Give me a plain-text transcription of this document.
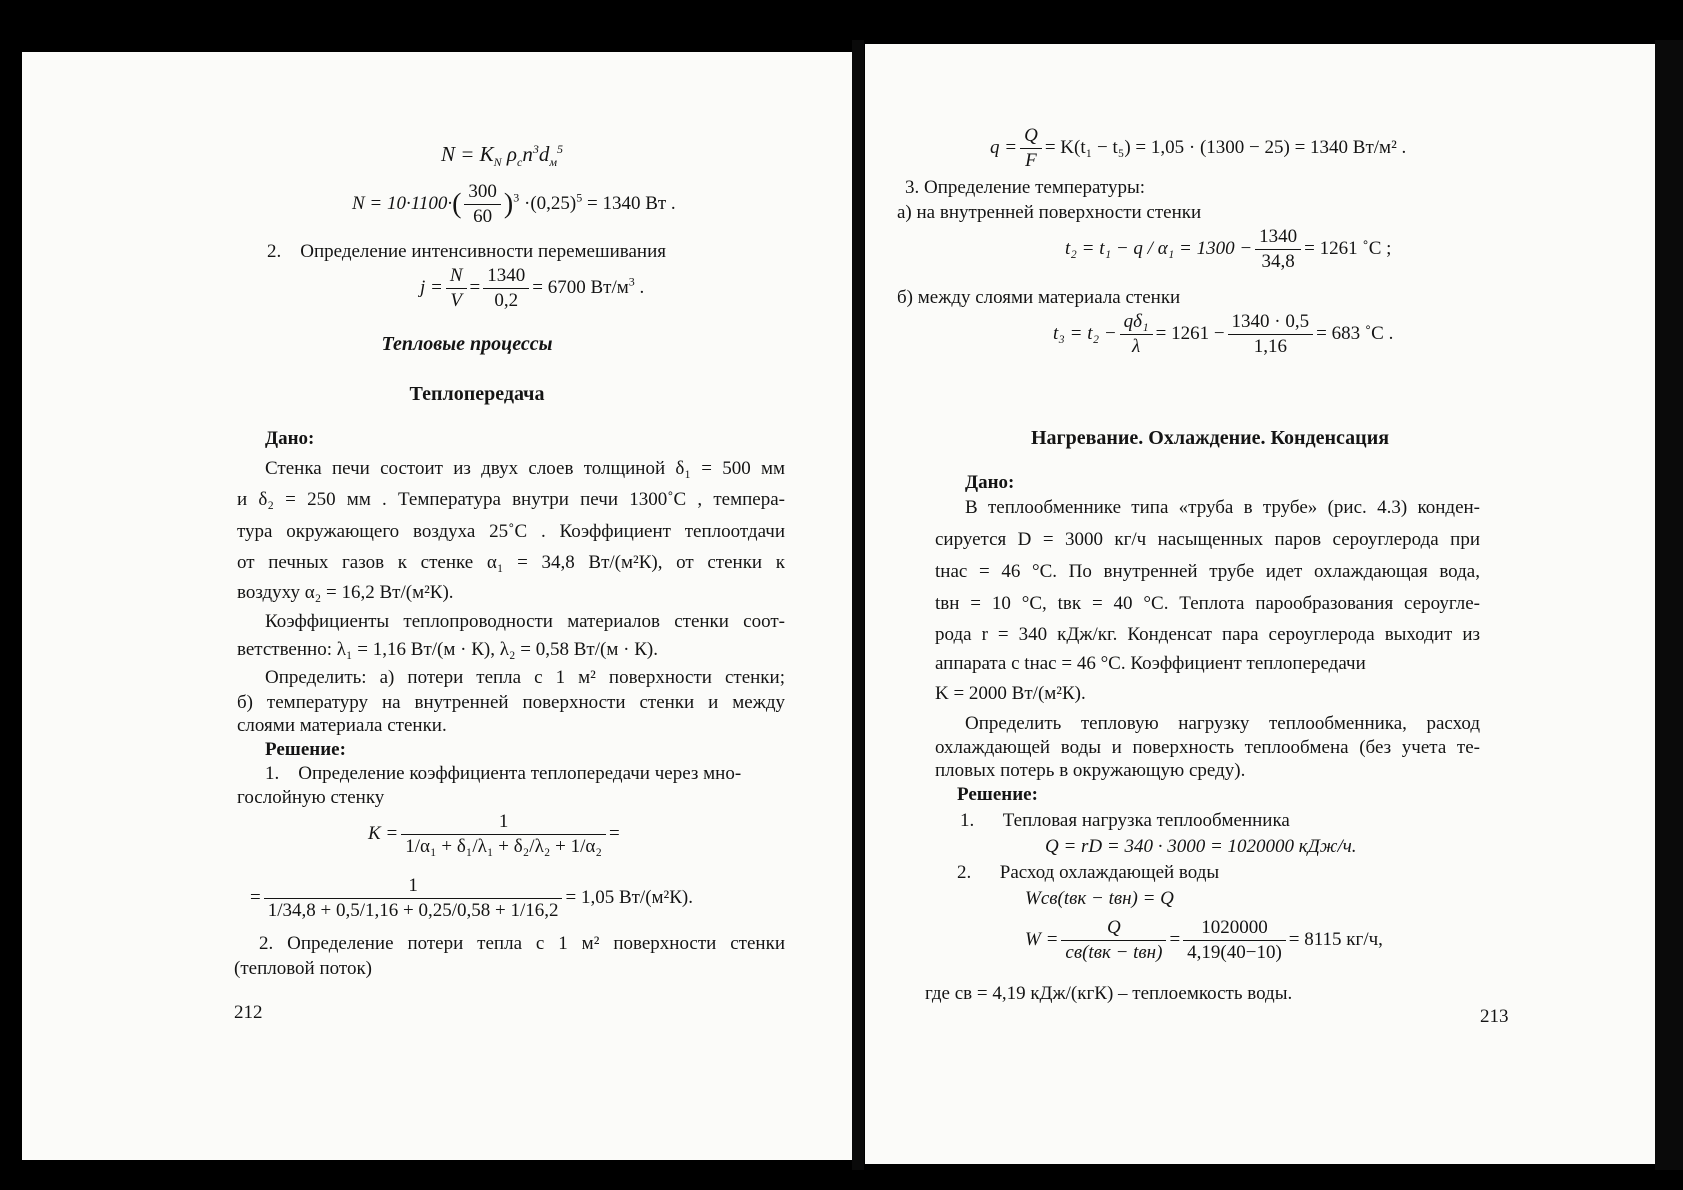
$N = K_N$ $\rho_cn^3d_м^5$
$N = 10\cdot 1100\cdot( \frac{300}{60} )^3 \cdot(0,25)^5 = 1340$ Вт .
2. Определение интенсивности перемешивания
$j = \frac{N}{V} = \frac{1340}{0,2} = 6700$ $Вт/м^3$ .
Тепловые процессы
Теплопередача
Дано:
Стенка печи состоит из двух слоев толщиной δ₁ = 500 мм
и δ₂ = 250 мм . Температура внутри печи 1300˚С , темпера-
тура окружающего воздуха 25˚С . Коэффициент теплоотдачи
от печных газов к стенке α₁ = 34,8 Вт/(м²К), от стенки к
воздуху α₂ = 16,2 Вт/(м²К).
Коэффициенты теплопроводности материалов стенки соот-
ветственно: λ₁ = 1,16 Вт/(м · К), λ₂ = 0,58 Вт/(м · К).
Определить: а) потери тепла с 1 м² поверхности стенки;
б) температуру на внутренней поверхности стенки и между
слоями материала стенки.
Решение:
1. Определение коэффициента теплопередачи через мно-
гослойную стенку
$K = \frac{1}{\text{1/α₁ + δ₁/λ₁ + δ₂/λ₂ + 1/α₂}}$ =
= $\frac{1}{1/34,8 + 0,5/1,16 + 0,25/0,58 + 1/16,2} = 1,05$ Вт/(м²К).
2. Определение потери тепла с 1 м² поверхности стенки
(тепловой поток)
212
$q = \frac{Q}{F} = K(t_1 - t_5) = 1,05 \cdot (1300 - 25) = 1340$ Вт/м² .
3. Определение температуры:
а) на внутренней поверхности стенки
$t_2 = t_1 - q / \alpha_1 = 1300 - \frac{1340}{34,8} = 1261$ ˚С ;
б) между слоями материала стенки
$t_3 = t_2 - \frac{\text{qδ₁}}{\lambda} = 1261 - \frac{1340 \cdot 0,5}{1,16} = 683$ ˚С .
Нагревание. Охлаждение. Конденсация
Дано:
В теплообменнике типа «труба в трубе» (рис. 4.3) конден-
сируется D = 3000 кг/ч насыщенных паров сероуглерода при
tнас = 46 °С. По внутренней трубе идет охлаждающая вода,
tвн = 10 °С, tвк = 40 °С. Теплота парообразования сероугле-
рода r = 340 кДж/кг. Конденсат пара сероуглерода выходит из
аппарата с tнас = 46 °С. Коэффициент теплопередачи
K = 2000 Вт/(м²К).
Определить тепловую нагрузку теплообменника, расход
охлаждающей воды и поверхность теплообмена (без учета те-
пловых потерь в окружающую среду).
Решение:
1. Тепловая нагрузка теплообменника
Q = rD = 340 · 3000 = 1020000 кДж/ч.
2. Расход охлаждающей воды
Wcв(tвк − tвн) = Q
$W = \frac{Q}{\text{cв(tвк − tвн)}} = \frac{1020000}{4,19(40-10)} = 8115$ кг/ч,
где cв = 4,19 кДж/(кгК) – теплоемкость воды.
213
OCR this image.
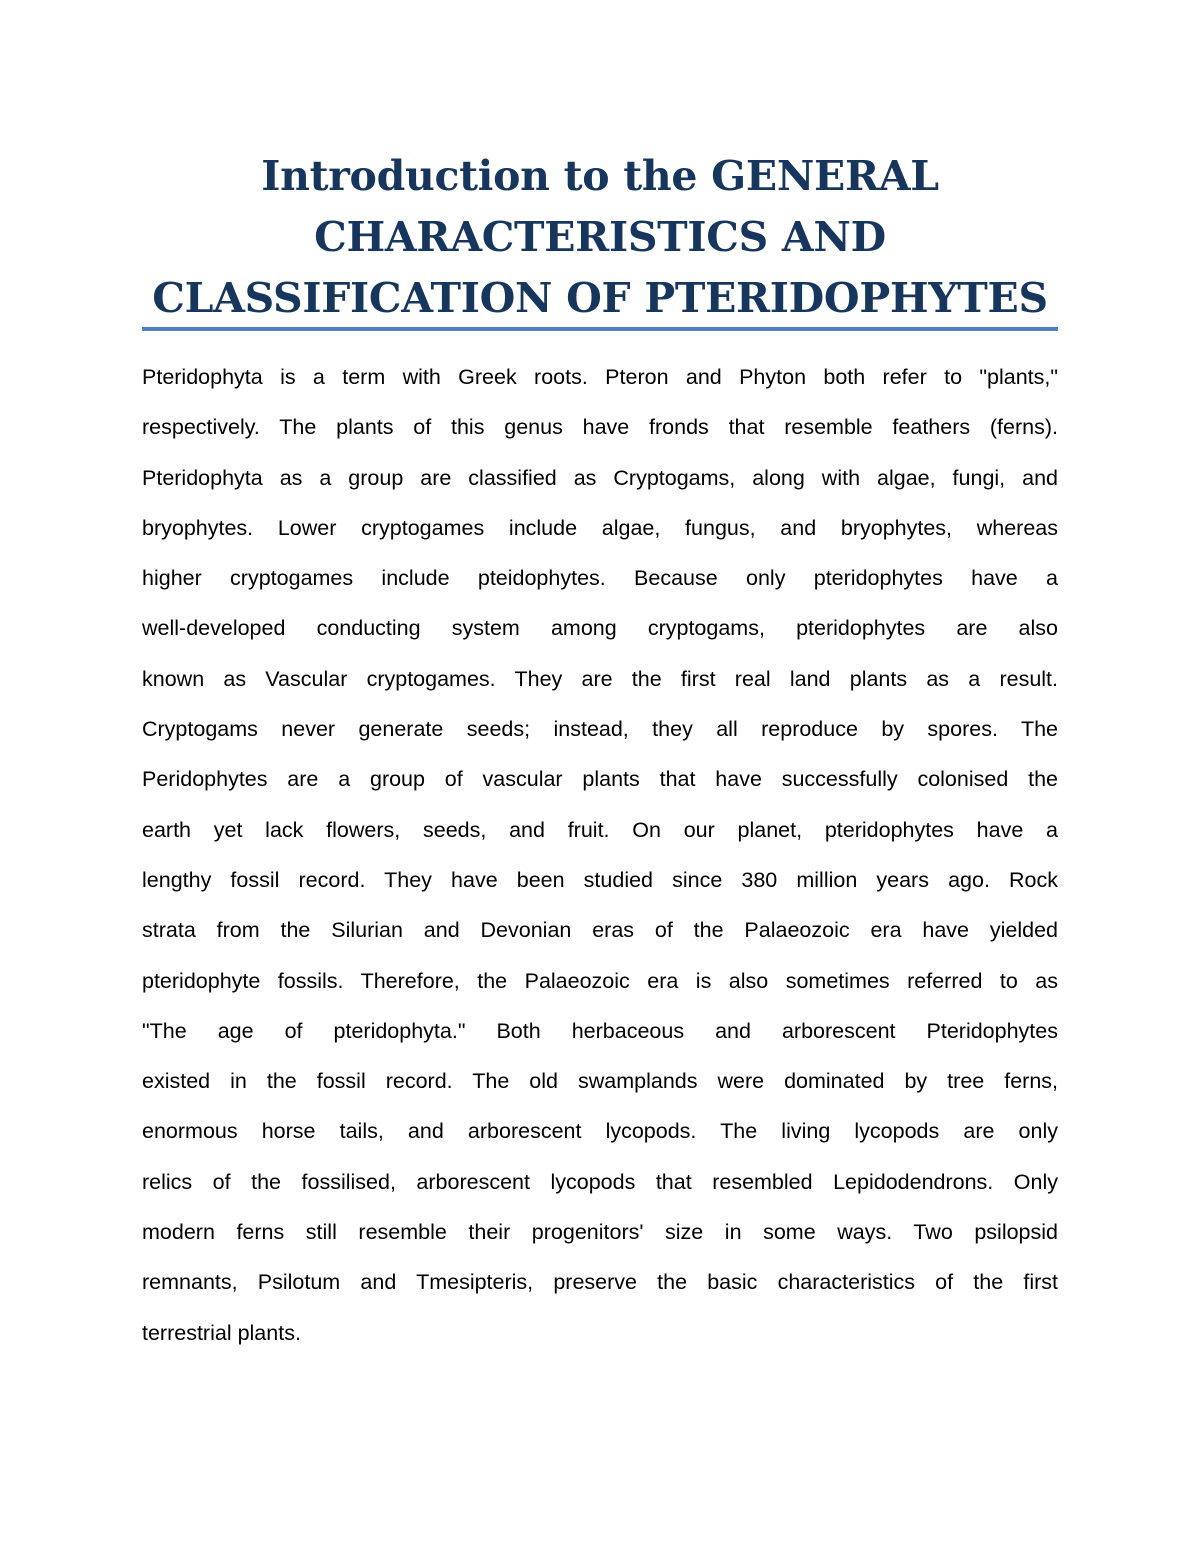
Introduction to the GENERAL
CHARACTERISTICS AND
CLASSIFICATION OF PTERIDOPHYTES
Pteridophyta is a term with Greek roots. Pteron and Phyton both refer to "plants,"
respectively. The plants of this genus have fronds that resemble feathers (ferns).
Pteridophyta as a group are classified as Cryptogams, along with algae, fungi, and
bryophytes. Lower cryptogames include algae, fungus, and bryophytes, whereas
higher cryptogames include pteidophytes. Because only pteridophytes have a
well-developed conducting system among cryptogams, pteridophytes are also
known as Vascular cryptogames. They are the first real land plants as a result.
Cryptogams never generate seeds; instead, they all reproduce by spores. The
Peridophytes are a group of vascular plants that have successfully colonised the
earth yet lack flowers, seeds, and fruit. On our planet, pteridophytes have a
lengthy fossil record. They have been studied since 380 million years ago. Rock
strata from the Silurian and Devonian eras of the Palaeozoic era have yielded
pteridophyte fossils. Therefore, the Palaeozoic era is also sometimes referred to as
"The age of pteridophyta." Both herbaceous and arborescent Pteridophytes
existed in the fossil record. The old swamplands were dominated by tree ferns,
enormous horse tails, and arborescent lycopods. The living lycopods are only
relics of the fossilised, arborescent lycopods that resembled Lepidodendrons. Only
modern ferns still resemble their progenitors' size in some ways. Two psilopsid
remnants, Psilotum and Tmesipteris, preserve the basic characteristics of the first
terrestrial plants.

TASK BRIEF — Return from the data every line that holds "теплообменника".

TASK SOLUTION —
Определить тепловую нагрузку теплообменника, расход
1. Тепловая нагрузка теплообменника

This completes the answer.